(begin)

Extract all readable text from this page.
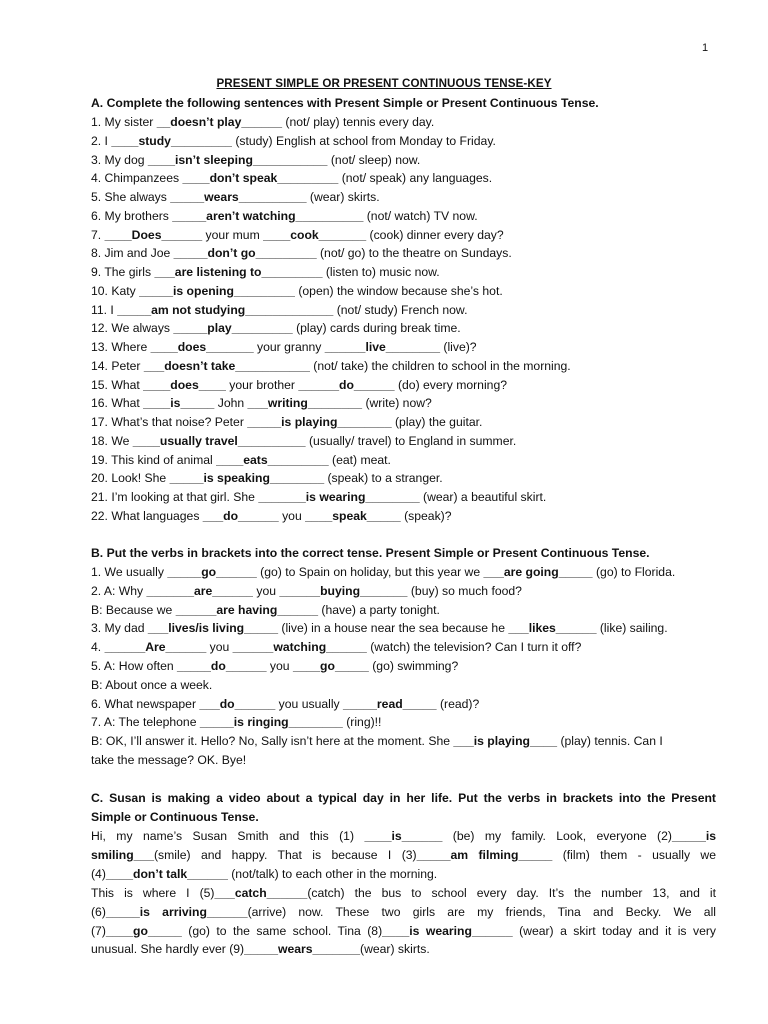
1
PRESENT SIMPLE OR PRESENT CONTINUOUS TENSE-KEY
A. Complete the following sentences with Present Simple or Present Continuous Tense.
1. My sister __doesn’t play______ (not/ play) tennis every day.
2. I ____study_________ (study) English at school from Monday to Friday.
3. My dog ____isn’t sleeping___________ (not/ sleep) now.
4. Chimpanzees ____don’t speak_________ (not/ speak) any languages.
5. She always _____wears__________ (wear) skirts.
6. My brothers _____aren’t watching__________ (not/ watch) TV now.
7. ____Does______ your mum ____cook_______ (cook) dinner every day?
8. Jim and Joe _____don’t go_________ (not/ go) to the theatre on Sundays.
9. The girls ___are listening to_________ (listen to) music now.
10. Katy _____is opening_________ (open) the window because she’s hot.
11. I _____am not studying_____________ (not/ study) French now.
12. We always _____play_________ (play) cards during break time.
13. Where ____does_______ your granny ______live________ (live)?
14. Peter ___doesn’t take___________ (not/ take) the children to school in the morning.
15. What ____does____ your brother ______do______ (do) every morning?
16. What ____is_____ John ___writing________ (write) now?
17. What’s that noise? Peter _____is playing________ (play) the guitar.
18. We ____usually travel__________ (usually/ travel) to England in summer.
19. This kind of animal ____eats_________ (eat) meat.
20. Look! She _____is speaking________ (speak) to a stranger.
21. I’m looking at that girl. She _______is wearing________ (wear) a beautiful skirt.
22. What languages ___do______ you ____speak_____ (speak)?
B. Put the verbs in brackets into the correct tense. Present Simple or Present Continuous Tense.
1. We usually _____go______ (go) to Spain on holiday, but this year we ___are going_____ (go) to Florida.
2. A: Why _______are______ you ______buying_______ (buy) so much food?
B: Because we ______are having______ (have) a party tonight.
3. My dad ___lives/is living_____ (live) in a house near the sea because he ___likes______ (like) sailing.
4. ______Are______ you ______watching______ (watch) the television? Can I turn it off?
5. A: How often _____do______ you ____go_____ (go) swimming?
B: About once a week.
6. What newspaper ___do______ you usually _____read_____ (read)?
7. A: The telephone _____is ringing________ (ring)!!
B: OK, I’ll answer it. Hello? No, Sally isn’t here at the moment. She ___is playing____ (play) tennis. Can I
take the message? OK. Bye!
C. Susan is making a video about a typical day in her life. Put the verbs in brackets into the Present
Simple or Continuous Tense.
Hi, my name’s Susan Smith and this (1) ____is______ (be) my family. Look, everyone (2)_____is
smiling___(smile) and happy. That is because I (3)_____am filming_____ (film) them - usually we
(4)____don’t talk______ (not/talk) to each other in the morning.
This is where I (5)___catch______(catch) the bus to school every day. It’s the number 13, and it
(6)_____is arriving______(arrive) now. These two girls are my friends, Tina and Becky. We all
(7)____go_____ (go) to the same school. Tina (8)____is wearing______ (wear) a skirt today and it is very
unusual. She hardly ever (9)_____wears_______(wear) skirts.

(end)
(begin)

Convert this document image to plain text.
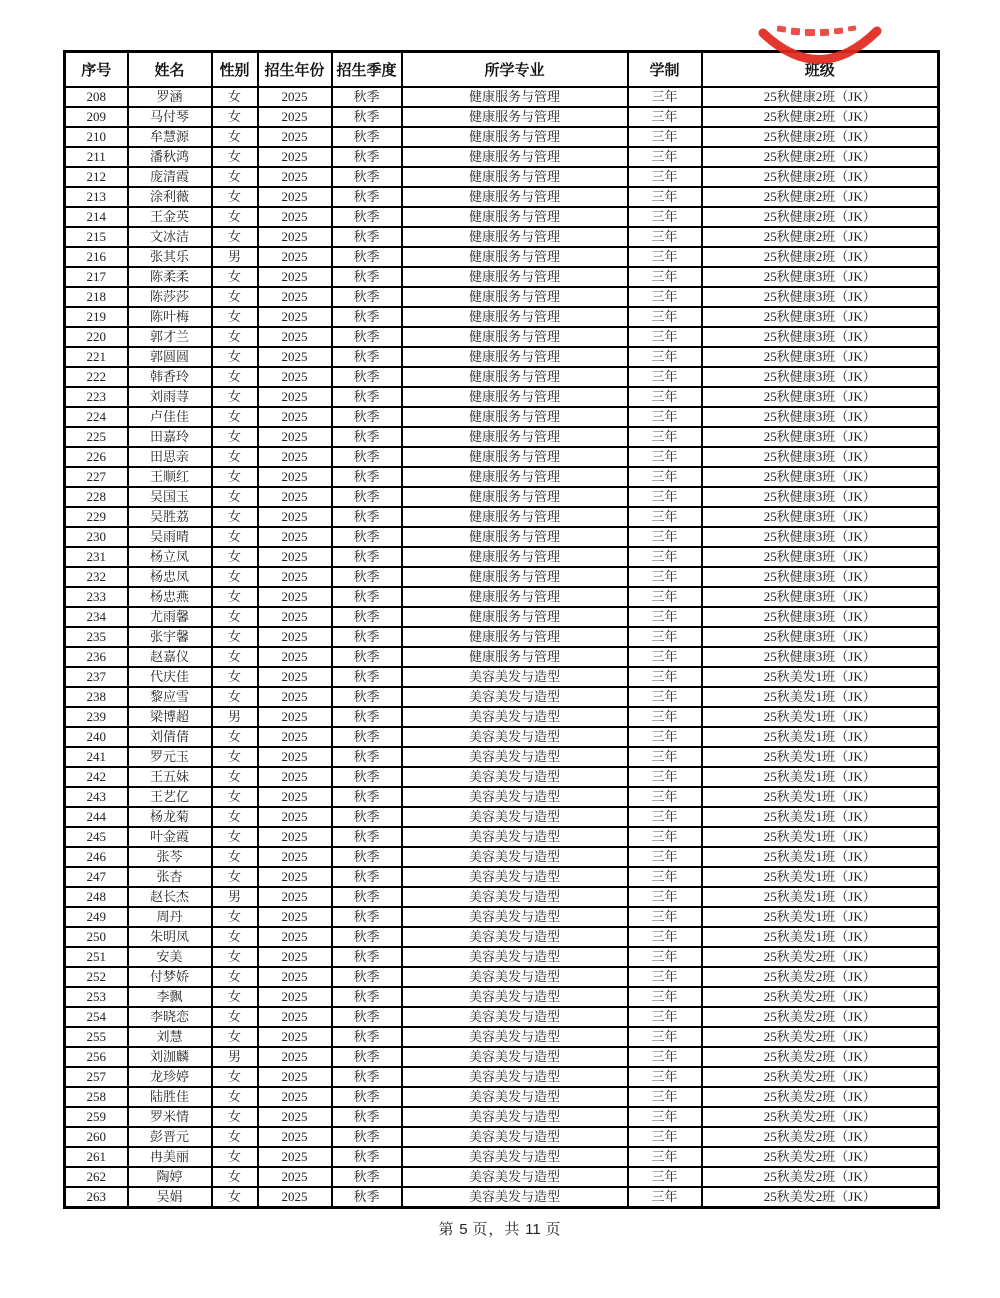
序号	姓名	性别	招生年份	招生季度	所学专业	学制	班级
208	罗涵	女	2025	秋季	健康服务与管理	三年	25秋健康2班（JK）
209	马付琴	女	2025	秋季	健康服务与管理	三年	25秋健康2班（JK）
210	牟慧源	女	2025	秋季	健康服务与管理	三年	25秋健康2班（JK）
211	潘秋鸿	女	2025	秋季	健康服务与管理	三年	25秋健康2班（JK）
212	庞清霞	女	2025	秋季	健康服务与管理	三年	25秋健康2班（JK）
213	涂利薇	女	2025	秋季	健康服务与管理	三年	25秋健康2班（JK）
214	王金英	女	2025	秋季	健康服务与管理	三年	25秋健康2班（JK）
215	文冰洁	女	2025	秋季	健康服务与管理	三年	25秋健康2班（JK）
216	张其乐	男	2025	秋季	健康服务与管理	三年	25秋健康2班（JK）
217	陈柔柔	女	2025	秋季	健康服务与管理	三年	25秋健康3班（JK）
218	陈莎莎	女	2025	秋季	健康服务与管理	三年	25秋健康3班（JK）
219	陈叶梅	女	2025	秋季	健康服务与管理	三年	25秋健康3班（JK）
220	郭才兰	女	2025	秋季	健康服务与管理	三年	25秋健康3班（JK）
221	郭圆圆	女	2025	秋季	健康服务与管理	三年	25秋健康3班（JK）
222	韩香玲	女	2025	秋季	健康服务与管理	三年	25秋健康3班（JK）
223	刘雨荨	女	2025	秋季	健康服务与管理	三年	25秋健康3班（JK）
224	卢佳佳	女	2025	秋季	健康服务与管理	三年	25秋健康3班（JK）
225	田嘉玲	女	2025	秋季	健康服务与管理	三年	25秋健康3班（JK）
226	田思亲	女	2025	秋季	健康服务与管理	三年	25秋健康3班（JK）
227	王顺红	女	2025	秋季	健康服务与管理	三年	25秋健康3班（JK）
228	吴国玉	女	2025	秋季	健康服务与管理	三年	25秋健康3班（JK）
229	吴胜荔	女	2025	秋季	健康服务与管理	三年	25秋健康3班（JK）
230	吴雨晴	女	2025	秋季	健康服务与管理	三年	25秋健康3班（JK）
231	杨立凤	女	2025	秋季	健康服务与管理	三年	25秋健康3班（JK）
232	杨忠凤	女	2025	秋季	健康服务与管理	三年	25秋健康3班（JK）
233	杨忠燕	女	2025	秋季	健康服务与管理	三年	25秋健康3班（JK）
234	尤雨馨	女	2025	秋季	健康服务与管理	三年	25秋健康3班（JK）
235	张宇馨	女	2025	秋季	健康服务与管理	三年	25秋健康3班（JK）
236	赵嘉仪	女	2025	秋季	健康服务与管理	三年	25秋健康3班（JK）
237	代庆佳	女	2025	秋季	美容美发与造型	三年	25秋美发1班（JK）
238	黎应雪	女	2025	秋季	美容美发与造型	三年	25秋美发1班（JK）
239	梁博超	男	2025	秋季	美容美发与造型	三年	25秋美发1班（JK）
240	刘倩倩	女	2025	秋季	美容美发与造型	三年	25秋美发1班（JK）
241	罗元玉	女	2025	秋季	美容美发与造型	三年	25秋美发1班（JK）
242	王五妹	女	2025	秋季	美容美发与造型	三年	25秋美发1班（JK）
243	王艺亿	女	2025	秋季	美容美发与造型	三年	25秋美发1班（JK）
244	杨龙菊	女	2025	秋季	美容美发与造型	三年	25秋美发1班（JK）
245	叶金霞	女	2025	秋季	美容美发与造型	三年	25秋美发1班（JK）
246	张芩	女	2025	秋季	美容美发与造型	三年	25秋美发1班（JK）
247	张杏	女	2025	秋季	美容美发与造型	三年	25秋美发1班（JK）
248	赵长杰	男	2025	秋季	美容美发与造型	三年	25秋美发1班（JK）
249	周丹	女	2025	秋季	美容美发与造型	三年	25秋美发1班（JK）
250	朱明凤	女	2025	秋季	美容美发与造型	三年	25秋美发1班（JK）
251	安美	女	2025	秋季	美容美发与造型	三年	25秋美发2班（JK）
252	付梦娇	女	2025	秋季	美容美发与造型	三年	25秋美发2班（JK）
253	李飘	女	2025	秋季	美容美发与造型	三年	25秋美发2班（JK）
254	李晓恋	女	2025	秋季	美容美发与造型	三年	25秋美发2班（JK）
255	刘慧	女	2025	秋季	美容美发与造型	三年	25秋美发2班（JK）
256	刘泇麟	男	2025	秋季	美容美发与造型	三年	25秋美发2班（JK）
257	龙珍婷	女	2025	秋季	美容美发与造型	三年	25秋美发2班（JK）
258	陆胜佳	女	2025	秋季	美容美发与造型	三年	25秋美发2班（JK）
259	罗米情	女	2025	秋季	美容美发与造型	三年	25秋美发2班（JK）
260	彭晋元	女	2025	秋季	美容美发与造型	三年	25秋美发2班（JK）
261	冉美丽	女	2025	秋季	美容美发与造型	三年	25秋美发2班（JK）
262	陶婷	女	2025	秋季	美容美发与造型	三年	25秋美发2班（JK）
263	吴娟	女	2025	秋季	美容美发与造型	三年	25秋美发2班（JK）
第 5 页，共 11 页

(end)
(begin)

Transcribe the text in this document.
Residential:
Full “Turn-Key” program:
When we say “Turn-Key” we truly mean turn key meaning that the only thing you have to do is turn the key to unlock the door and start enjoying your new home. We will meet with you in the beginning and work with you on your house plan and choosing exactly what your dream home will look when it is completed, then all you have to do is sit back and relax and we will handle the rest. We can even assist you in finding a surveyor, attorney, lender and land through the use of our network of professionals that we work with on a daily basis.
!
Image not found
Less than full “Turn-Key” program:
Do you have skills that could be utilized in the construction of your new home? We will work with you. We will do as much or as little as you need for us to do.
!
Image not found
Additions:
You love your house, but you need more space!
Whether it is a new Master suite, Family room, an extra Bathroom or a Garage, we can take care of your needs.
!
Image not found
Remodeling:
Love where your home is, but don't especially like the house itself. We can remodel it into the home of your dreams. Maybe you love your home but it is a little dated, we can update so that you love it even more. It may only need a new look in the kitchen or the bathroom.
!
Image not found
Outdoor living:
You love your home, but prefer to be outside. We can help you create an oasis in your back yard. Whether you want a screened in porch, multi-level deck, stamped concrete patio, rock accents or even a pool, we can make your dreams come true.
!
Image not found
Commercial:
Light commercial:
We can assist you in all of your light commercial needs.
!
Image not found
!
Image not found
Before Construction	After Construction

(end)

> **Brief**
Isolate the lines above that contain the word "Susan" and copy them.

> **Task response**
C. Susan is making a video about a typical day in her life. Put the verbs in brackets into the Present
Hi, my name’s Susan Smith and this (1) ____is______ (be) my family. Look, everyone (2)_____is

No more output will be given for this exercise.